● Short task
Note how many lines hold the string "liderzazamemo" and give that number without any other words.

== Material supplied

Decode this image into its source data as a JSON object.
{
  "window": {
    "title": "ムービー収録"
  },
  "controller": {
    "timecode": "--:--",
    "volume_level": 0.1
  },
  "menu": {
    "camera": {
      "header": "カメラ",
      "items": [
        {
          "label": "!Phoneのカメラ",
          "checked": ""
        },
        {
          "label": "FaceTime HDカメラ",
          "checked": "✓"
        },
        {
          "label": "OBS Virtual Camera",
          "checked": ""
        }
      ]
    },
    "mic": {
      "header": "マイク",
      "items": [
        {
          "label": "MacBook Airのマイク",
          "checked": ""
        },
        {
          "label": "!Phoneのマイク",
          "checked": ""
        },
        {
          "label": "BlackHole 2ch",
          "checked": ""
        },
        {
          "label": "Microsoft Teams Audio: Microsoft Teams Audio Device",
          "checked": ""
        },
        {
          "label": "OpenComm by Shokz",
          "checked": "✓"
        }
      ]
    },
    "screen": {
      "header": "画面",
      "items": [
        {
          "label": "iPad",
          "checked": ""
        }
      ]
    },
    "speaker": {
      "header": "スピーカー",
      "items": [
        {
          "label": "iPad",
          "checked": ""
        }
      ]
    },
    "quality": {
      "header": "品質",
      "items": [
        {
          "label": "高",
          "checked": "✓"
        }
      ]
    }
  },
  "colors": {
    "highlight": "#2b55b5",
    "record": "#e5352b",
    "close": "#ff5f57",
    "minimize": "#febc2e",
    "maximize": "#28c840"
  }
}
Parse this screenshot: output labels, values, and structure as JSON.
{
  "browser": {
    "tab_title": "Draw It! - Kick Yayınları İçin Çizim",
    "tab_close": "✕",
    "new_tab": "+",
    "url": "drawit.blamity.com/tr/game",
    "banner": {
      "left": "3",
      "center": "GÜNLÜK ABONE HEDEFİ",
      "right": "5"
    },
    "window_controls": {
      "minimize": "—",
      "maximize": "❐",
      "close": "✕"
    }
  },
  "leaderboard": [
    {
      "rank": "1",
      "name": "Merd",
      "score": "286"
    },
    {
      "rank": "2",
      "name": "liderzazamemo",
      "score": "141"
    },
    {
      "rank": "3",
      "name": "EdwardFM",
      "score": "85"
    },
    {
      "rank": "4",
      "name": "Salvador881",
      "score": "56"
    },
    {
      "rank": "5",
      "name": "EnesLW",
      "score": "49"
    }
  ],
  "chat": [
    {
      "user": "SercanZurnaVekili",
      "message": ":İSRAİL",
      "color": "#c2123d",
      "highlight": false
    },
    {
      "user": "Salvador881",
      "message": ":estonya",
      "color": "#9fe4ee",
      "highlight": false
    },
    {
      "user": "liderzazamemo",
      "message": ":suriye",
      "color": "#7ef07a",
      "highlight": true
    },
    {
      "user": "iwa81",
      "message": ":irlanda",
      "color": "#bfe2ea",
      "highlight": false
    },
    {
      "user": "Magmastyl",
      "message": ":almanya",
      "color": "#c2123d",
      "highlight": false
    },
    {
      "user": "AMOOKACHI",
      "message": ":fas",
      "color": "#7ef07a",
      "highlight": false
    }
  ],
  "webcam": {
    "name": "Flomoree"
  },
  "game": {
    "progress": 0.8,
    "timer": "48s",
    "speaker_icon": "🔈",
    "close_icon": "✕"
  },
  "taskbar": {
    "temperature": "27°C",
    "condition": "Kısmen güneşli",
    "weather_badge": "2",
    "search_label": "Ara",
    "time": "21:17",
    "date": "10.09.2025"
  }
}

====

● Final result
2